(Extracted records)
____
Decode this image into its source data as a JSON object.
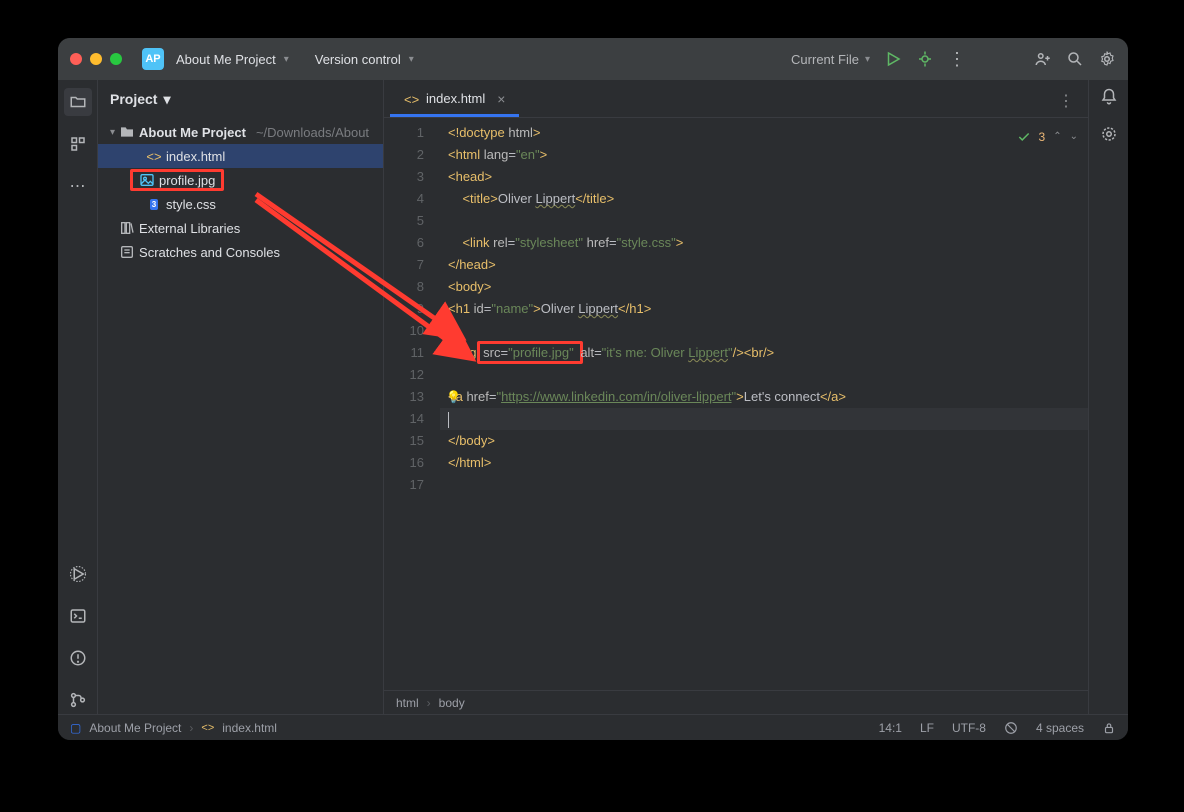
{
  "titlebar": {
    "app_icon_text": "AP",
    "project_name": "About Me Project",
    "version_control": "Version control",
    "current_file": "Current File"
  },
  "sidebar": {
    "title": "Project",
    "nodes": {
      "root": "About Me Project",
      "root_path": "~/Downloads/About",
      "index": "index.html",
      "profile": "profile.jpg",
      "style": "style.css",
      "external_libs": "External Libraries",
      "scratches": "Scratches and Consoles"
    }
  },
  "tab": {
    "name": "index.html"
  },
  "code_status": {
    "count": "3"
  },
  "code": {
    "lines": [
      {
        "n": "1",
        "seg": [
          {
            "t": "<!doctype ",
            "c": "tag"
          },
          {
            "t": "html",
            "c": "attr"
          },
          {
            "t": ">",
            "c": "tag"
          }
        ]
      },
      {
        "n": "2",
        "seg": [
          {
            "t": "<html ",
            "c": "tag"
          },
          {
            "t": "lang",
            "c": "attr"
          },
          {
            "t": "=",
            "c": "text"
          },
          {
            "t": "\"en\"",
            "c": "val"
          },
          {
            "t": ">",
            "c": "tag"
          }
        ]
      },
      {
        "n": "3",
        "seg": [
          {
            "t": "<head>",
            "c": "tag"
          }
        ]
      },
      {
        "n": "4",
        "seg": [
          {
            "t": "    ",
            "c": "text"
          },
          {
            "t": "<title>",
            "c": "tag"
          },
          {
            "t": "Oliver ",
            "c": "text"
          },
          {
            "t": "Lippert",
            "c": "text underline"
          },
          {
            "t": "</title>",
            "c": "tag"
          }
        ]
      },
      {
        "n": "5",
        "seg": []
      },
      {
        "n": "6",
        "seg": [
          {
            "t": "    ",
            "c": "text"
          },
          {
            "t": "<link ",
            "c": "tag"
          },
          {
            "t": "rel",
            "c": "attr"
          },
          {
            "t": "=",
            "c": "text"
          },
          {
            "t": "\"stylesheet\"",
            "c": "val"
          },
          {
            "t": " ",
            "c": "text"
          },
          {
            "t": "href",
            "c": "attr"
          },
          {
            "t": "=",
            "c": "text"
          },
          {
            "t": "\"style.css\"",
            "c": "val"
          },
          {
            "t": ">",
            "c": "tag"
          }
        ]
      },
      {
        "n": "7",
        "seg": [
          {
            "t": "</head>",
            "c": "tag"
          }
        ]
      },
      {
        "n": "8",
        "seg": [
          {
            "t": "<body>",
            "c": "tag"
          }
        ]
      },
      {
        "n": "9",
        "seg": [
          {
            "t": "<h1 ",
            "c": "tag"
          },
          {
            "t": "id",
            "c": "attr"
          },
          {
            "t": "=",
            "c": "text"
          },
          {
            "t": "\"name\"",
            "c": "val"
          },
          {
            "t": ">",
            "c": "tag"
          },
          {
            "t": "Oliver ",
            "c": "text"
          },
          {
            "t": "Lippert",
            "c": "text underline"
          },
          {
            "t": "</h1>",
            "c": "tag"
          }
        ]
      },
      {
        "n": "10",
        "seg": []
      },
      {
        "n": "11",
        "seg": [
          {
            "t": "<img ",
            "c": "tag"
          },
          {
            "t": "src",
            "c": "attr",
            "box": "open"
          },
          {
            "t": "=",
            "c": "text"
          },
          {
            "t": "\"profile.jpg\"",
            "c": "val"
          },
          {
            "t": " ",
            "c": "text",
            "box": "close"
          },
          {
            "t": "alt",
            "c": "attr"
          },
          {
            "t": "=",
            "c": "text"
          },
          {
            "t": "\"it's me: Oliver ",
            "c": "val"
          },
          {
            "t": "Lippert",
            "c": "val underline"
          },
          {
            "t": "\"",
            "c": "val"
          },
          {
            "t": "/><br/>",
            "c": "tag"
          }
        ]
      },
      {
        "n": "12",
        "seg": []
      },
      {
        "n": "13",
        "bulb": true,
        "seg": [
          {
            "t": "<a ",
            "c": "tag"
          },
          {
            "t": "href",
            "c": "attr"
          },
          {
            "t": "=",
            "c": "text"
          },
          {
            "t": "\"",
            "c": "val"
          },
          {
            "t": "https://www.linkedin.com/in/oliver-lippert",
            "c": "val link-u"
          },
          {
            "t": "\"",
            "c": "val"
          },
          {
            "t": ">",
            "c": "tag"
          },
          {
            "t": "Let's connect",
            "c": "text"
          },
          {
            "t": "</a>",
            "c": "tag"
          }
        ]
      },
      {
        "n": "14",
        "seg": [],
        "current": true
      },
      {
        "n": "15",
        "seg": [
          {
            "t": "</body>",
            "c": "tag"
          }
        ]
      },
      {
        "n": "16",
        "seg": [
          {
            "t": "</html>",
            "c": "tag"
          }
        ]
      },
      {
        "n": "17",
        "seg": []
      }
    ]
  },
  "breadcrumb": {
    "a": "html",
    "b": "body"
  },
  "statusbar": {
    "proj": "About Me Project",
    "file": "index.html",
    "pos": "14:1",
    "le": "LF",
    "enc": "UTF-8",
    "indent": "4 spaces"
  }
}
____
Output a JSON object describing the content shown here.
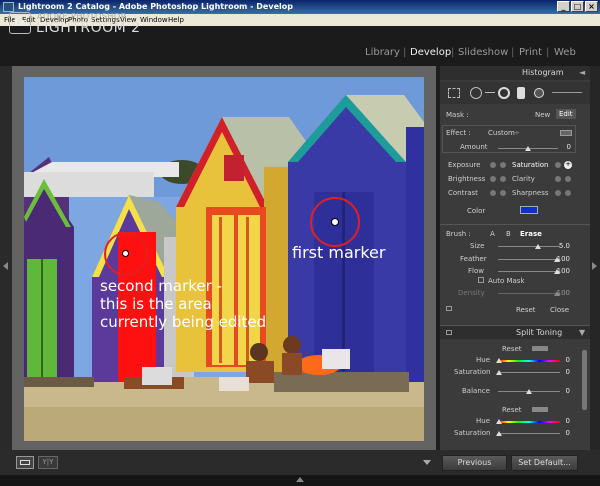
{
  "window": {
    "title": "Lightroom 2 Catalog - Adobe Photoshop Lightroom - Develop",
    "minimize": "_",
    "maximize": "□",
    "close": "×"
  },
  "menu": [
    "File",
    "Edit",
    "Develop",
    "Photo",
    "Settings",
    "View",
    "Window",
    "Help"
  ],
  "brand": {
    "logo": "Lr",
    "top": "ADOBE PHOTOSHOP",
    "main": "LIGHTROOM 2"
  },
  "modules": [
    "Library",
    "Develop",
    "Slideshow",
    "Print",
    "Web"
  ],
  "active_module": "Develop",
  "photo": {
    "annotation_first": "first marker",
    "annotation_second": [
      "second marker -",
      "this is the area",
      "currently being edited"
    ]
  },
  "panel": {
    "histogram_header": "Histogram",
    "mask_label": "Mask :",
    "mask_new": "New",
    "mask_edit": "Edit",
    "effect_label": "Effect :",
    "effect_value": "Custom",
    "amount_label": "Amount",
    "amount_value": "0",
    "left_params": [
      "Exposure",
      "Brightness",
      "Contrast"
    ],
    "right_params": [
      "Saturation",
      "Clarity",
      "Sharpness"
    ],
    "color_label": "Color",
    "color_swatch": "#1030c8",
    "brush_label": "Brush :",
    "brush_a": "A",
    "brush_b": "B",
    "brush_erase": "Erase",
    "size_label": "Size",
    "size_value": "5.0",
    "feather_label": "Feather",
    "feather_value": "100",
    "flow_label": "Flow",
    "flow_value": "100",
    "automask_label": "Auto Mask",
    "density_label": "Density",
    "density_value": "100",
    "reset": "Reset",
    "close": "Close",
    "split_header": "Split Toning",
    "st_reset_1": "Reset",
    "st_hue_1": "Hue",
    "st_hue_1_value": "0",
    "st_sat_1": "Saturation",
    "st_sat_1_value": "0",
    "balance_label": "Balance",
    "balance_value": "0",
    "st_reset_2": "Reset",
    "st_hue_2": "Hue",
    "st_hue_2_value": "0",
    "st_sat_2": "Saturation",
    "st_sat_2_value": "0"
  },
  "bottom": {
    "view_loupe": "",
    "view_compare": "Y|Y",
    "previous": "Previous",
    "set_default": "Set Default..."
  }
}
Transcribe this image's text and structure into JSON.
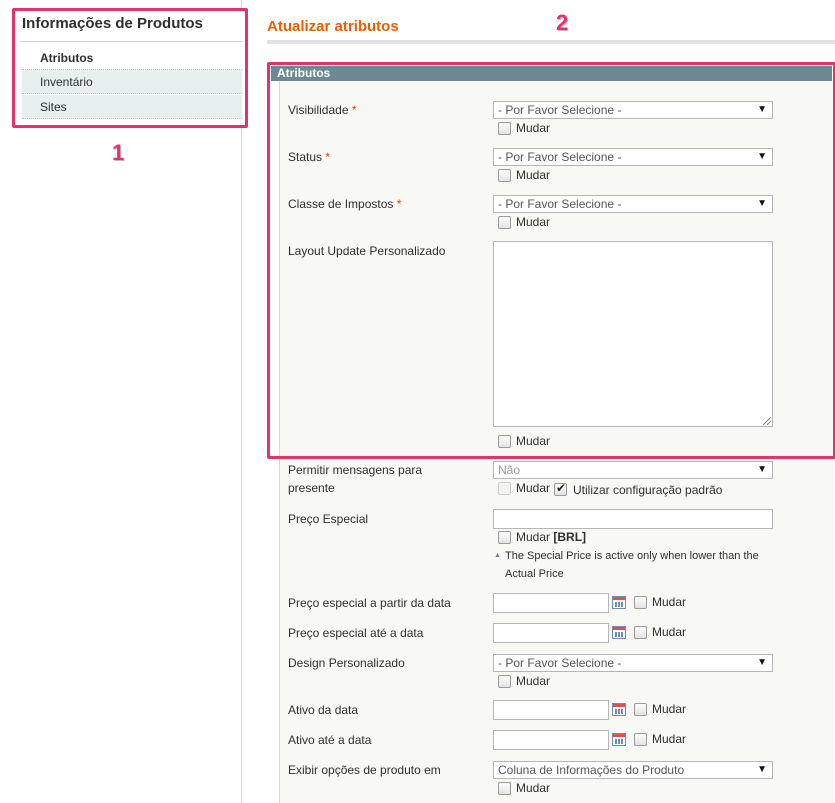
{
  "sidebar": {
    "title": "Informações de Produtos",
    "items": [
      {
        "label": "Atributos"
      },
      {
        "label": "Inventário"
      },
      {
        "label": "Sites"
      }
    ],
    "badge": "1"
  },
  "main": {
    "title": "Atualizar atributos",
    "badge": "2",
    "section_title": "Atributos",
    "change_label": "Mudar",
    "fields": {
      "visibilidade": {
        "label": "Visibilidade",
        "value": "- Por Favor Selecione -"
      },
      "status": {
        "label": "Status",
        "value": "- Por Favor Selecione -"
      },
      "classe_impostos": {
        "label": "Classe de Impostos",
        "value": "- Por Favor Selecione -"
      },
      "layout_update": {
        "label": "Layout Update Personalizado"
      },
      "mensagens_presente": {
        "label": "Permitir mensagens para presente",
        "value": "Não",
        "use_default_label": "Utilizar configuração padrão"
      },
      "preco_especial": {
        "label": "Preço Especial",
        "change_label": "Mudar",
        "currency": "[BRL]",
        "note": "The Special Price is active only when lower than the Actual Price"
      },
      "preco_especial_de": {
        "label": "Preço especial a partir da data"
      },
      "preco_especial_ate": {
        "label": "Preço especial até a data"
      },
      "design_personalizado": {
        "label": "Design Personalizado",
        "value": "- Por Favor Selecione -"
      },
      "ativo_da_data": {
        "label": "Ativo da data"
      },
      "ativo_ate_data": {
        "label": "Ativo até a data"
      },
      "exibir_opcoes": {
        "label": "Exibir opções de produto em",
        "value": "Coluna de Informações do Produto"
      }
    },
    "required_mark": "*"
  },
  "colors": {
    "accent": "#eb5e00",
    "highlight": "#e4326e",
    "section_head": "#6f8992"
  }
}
____
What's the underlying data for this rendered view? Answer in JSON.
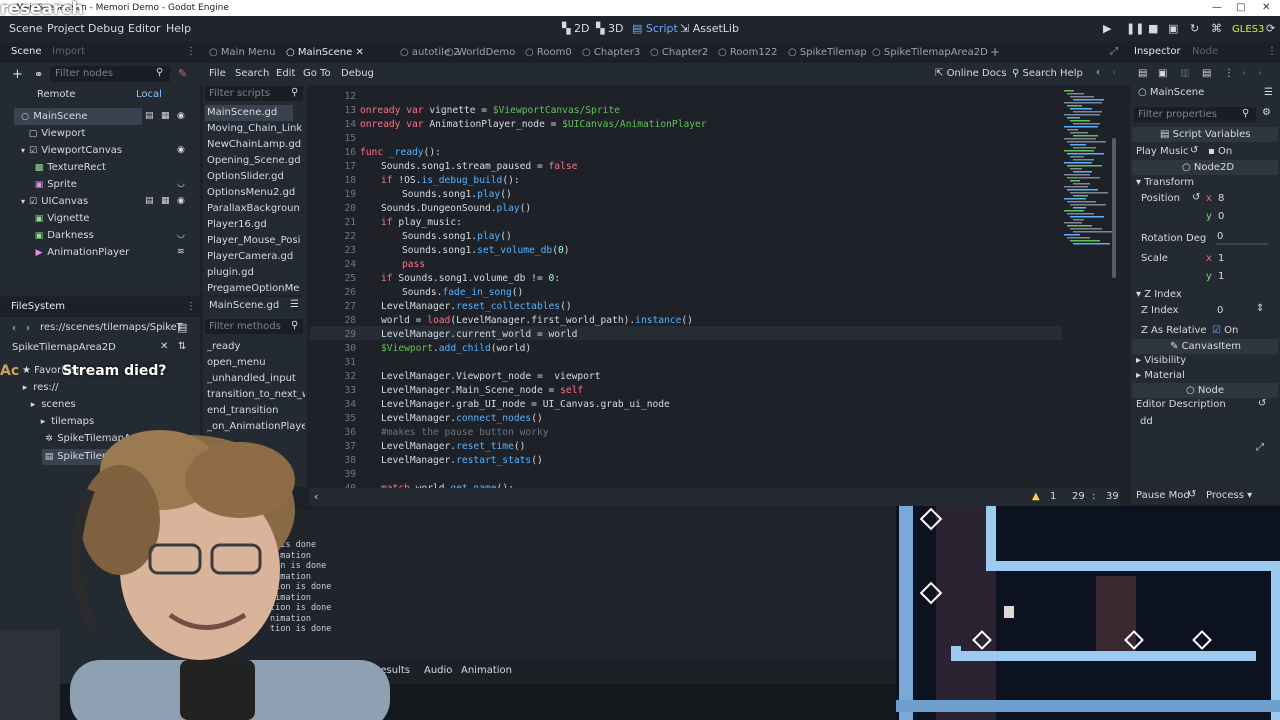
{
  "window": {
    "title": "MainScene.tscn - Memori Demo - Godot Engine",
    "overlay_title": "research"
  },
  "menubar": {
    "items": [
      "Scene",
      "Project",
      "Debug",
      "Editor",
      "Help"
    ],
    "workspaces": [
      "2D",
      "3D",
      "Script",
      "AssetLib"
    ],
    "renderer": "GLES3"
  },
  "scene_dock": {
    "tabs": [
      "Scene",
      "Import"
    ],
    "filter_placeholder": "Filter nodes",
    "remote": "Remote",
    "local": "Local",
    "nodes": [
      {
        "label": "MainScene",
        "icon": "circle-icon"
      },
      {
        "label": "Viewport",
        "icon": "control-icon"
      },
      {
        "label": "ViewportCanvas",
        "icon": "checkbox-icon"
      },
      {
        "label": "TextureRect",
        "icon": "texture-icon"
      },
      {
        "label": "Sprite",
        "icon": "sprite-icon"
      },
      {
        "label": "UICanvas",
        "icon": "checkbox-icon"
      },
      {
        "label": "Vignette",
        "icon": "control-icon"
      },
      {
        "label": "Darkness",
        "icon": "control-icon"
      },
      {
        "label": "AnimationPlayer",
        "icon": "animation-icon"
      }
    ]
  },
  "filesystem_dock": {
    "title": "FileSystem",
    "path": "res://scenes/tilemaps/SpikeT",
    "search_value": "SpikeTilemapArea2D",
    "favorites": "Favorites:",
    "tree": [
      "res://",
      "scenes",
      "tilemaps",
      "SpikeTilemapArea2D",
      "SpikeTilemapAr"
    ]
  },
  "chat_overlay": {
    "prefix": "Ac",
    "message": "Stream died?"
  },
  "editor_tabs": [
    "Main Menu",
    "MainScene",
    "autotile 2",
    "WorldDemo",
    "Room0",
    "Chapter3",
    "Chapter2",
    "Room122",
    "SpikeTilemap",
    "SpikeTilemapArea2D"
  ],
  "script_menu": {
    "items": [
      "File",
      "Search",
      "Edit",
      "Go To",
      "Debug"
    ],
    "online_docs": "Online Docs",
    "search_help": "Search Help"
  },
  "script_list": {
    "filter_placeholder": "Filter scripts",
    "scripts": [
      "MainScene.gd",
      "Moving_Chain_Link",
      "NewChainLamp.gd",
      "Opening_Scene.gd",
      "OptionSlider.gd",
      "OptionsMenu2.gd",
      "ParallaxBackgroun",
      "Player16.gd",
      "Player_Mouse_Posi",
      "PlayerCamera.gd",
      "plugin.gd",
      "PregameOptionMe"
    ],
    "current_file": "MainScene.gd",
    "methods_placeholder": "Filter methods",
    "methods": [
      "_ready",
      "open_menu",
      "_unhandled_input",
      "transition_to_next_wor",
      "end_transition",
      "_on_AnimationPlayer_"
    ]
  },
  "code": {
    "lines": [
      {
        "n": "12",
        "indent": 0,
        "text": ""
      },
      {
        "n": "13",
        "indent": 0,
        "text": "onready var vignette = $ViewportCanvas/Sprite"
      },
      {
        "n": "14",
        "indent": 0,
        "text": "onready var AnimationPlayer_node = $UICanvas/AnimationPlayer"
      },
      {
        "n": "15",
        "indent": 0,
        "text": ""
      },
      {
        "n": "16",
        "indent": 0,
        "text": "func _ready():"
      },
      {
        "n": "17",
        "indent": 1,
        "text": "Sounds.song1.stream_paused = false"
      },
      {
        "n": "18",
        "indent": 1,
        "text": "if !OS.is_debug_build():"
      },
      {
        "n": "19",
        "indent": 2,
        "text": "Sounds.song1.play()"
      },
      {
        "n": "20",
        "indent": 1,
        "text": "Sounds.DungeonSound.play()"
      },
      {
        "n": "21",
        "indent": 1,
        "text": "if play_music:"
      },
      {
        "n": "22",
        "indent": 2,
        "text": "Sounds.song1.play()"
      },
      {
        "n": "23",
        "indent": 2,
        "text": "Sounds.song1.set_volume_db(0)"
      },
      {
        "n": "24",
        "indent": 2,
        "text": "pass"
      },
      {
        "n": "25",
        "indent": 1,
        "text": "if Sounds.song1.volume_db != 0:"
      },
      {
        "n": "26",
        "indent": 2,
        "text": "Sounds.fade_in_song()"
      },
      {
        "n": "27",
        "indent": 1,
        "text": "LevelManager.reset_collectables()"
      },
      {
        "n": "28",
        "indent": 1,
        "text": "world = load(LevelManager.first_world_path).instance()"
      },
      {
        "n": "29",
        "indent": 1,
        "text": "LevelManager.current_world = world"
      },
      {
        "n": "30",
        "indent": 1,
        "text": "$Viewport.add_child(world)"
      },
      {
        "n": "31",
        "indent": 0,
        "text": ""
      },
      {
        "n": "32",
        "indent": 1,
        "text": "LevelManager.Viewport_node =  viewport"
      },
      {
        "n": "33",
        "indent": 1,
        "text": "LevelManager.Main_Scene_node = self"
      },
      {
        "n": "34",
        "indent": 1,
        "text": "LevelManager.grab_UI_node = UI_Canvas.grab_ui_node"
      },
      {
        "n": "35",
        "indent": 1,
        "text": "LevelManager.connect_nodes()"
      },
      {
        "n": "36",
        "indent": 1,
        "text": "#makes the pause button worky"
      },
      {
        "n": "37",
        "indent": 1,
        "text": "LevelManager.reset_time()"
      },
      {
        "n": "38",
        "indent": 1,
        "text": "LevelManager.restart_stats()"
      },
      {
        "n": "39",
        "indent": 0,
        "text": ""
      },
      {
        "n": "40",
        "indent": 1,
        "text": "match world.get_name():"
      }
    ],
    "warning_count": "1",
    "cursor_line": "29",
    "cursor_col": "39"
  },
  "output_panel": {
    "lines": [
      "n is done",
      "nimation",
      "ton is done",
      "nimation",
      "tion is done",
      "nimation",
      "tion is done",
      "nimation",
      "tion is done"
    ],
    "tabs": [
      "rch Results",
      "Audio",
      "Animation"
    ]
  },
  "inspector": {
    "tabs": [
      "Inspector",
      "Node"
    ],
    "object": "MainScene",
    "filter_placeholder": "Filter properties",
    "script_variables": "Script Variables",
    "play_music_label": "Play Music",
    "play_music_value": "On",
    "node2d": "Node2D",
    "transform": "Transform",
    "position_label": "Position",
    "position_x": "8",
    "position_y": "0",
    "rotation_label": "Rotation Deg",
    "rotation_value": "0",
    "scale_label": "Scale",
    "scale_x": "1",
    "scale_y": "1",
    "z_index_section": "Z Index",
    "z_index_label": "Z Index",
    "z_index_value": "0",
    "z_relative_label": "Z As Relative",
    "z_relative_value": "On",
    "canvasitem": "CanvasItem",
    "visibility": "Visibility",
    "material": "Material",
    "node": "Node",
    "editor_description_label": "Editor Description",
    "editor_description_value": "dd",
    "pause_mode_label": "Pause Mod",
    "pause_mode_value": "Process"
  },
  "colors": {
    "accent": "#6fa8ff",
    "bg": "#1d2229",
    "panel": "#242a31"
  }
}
____
- **Short task**
Go through the listing above and return every line where the word "Preço" occurs.

- **Finished exercise**
        "label": "Preço Especial",
        "label": "Preço especial a partir da data"
        "label": "Preço especial até a data"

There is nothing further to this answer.